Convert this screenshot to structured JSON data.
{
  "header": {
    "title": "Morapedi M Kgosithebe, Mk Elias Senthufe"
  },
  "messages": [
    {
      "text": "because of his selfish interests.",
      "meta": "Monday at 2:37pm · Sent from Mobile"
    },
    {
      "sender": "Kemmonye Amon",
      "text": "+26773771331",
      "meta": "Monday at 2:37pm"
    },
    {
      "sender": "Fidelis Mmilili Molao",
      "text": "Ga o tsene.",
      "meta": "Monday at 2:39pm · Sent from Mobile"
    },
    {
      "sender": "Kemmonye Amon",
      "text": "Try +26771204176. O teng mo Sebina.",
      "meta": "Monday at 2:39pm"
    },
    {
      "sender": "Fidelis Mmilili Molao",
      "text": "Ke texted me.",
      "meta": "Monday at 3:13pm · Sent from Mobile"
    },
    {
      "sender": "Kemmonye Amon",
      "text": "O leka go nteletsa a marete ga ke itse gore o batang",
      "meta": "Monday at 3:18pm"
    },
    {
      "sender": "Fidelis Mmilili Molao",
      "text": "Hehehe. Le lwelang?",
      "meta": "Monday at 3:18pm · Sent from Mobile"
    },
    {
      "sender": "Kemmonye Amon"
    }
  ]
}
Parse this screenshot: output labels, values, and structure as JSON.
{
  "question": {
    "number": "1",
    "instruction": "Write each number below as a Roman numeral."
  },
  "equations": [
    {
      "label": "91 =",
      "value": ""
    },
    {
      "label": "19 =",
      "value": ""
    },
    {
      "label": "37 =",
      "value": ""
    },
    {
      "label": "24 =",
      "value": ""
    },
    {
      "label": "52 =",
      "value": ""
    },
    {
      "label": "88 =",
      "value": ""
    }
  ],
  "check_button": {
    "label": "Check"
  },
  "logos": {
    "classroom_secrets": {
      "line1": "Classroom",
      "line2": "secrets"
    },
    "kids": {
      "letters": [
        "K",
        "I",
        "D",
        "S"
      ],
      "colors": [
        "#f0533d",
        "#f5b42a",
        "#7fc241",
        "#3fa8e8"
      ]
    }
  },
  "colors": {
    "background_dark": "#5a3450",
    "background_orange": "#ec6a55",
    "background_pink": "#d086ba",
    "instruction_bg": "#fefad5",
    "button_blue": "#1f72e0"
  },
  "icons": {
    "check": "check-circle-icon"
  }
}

**Exercise requirements**
Tally the lines containing "this". Provide the number without any other words.

**Finished task**
2